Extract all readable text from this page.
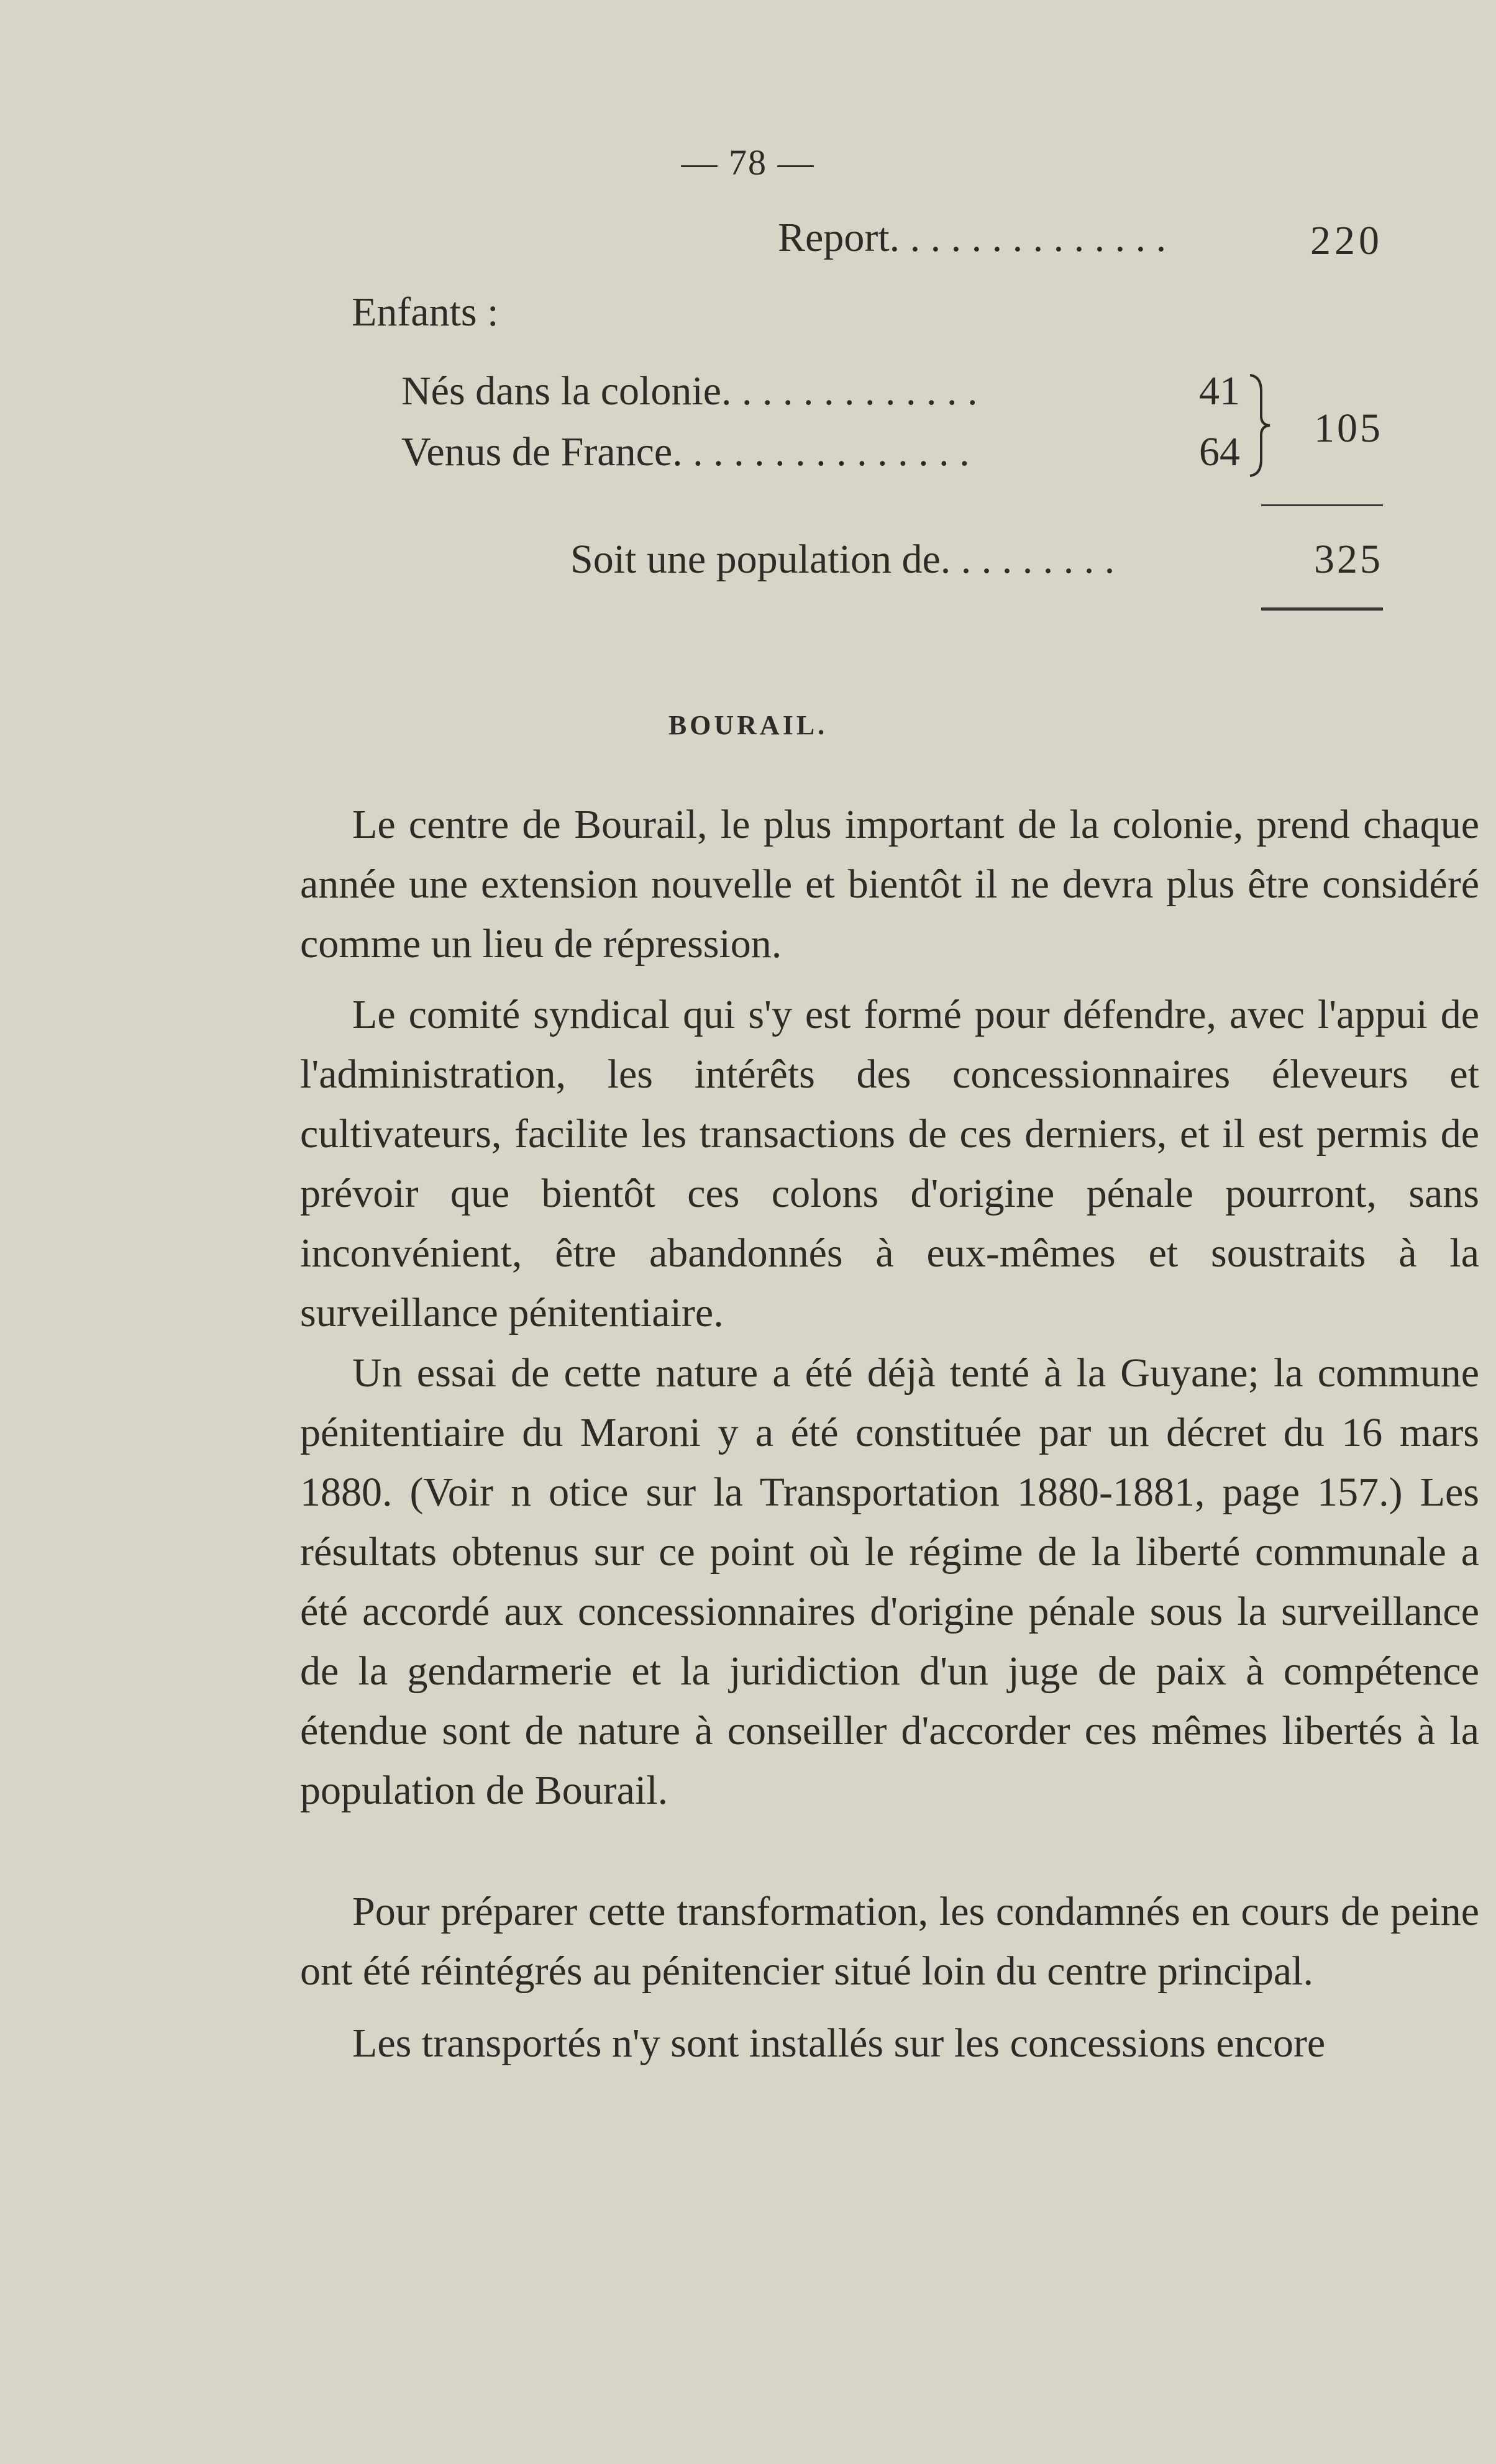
— 78 —
Report. . . . . . . . . . . . . .	220
Enfants :
Nés dans la colonie. . . . . . . . . . . . .	41
Venus de France. . . . . . . . . . . . . . .	64
105
Soit une population de. . . . . . . . .	325
BOURAIL.

Le centre de Bourail, le plus important de la colonie, prend chaque année une extension nouvelle et bientôt il ne devra plus être considéré comme un lieu de répression.

Le comité syndical qui s'y est formé pour défendre, avec l'appui de l'administration, les intérêts des concessionnaires éleveurs et cultivateurs, facilite les transactions de ces derniers, et il est permis de prévoir que bientôt ces colons d'origine pénale pourront, sans inconvénient, être abandonnés à eux-mêmes et soustraits à la surveillance pénitentiaire.

Un essai de cette nature a été déjà tenté à la Guyane; la commune pénitentiaire du Maroni y a été constituée par un décret du 16 mars 1880. (Voir n otice sur la Transportation 1880-1881, page 157.) Les résultats obtenus sur ce point où le régime de la liberté communale a été accordé aux concessionnaires d'origine pénale sous la surveillance de la gendarmerie et la juridiction d'un juge de paix à compétence étendue sont de nature à conseiller d'accorder ces mêmes libertés à la population de Bourail.

Pour préparer cette transformation, les condamnés en cours de peine ont été réintégrés au pénitencier situé loin du centre principal.

Les transportés n'y sont installés sur les concessions encore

--------------------------------------------------

■ What this task involves ■
A faithful copy of the records above is needed, with the pictures left out.

■ Completed task ■
Extract all readable text from this page.
— 78 —
Report. . . . . . . . . . . . . .	220
Enfants :
Nés dans la colonie. . . . . . . . . . . . .	41
Venus de France. . . . . . . . . . . . . . .	64
105
Soit une population de. . . . . . . . .	325
BOURAIL.

Le centre de Bourail, le plus important de la colonie, prend chaque année une extension nouvelle et bientôt il ne devra plus être considéré comme un lieu de répression.

Le comité syndical qui s'y est formé pour défendre, avec l'appui de l'administration, les intérêts des concessionnaires éleveurs et cultivateurs, facilite les transactions de ces derniers, et il est permis de prévoir que bientôt ces colons d'origine pénale pourront, sans inconvénient, être abandonnés à eux-mêmes et soustraits à la surveillance pénitentiaire.

Un essai de cette nature a été déjà tenté à la Guyane; la commune pénitentiaire du Maroni y a été constituée par un décret du 16 mars 1880. (Voir n otice sur la Transportation 1880-1881, page 157.) Les résultats obtenus sur ce point où le régime de la liberté communale a été accordé aux concessionnaires d'origine pénale sous la surveillance de la gendarmerie et la juridiction d'un juge de paix à compétence étendue sont de nature à conseiller d'accorder ces mêmes libertés à la population de Bourail.

Pour préparer cette transformation, les condamnés en cours de peine ont été réintégrés au pénitencier situé loin du centre principal.

Les transportés n'y sont installés sur les concessions encore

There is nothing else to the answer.